*Given request*: State only the count of lines in the listing below that hold "title".

[Dataset rows about figures]
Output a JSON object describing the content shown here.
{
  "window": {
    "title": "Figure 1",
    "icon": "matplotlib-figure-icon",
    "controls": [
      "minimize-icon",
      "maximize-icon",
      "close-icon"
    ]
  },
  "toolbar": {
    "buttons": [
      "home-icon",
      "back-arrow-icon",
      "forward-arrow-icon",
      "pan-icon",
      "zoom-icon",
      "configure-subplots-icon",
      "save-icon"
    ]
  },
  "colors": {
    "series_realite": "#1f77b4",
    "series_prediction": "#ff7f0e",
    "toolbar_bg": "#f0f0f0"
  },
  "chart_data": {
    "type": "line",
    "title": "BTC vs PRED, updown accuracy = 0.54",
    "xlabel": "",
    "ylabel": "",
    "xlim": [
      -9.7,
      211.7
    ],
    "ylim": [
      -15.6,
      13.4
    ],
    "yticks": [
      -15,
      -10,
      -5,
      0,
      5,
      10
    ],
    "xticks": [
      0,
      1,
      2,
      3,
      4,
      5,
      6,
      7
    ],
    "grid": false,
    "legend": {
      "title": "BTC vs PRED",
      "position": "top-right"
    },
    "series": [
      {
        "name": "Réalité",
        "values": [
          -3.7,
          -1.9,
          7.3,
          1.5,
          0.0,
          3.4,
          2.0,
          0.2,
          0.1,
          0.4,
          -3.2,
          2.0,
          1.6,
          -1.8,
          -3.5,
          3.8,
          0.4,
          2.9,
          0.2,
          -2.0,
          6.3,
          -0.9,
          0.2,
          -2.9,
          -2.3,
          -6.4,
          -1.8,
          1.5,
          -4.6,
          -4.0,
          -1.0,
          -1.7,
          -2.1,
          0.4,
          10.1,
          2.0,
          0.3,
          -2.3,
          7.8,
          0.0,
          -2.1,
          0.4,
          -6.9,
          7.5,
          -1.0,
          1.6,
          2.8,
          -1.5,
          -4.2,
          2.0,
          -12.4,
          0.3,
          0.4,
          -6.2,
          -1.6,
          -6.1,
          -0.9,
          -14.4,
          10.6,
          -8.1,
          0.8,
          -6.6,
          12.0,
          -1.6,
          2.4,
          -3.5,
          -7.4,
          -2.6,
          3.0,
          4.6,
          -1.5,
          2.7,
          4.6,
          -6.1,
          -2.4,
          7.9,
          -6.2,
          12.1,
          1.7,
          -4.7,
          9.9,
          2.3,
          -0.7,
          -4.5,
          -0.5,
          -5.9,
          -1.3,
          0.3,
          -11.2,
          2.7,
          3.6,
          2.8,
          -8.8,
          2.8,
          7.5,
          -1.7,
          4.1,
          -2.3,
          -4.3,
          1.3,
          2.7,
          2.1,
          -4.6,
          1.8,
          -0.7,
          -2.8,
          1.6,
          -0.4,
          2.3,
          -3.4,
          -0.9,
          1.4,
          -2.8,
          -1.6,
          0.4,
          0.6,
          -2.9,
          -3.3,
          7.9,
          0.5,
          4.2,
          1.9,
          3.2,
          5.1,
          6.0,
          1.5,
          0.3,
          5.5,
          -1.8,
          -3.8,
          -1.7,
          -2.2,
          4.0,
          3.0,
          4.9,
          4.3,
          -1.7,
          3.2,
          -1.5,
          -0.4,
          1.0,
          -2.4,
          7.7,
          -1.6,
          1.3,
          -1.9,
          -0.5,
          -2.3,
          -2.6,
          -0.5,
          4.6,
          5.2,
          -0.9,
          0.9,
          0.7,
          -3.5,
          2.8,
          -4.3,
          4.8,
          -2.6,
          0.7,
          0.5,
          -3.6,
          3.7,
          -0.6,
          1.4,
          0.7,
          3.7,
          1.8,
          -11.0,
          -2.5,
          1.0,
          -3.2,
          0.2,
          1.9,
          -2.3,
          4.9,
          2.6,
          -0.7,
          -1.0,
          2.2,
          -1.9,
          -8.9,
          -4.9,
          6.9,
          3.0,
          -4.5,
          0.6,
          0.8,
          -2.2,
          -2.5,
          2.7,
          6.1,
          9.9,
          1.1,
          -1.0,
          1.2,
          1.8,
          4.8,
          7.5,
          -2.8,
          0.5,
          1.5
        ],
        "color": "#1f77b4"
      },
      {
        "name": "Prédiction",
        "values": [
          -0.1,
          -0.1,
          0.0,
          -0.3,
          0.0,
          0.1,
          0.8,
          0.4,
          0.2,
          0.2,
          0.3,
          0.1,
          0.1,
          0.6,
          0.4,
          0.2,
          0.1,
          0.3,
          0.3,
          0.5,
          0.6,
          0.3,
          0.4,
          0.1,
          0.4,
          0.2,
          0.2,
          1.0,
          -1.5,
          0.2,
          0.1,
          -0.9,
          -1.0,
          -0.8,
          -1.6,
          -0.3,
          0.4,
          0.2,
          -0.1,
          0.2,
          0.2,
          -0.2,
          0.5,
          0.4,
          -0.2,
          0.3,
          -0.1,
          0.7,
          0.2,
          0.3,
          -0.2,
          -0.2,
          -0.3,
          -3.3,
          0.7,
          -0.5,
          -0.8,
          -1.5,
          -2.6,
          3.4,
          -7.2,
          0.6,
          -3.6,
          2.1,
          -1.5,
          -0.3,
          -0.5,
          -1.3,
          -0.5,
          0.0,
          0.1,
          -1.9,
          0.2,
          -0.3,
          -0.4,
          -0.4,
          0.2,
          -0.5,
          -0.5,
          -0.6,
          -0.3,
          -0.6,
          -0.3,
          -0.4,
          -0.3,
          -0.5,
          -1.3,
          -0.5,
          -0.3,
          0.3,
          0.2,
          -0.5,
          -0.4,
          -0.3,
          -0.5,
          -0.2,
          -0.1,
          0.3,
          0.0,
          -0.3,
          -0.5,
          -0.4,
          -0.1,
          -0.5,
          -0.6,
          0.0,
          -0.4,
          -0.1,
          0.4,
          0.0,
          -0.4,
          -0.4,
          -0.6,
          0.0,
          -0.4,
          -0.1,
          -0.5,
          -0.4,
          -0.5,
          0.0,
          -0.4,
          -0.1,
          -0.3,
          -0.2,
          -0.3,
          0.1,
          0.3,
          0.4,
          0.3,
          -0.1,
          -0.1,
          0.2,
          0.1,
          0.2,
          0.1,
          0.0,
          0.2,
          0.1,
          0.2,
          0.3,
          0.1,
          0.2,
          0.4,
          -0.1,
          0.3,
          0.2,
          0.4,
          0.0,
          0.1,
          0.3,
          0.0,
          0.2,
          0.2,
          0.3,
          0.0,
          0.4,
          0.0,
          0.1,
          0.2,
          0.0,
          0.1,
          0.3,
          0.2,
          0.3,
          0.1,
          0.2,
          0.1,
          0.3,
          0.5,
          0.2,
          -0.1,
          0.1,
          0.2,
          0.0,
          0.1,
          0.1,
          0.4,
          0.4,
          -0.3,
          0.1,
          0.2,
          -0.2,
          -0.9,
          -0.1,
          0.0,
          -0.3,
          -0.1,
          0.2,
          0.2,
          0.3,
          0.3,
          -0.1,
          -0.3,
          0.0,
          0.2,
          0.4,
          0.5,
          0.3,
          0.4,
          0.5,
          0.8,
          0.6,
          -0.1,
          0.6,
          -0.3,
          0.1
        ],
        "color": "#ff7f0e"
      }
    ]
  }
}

*Solution to this exercise*: 3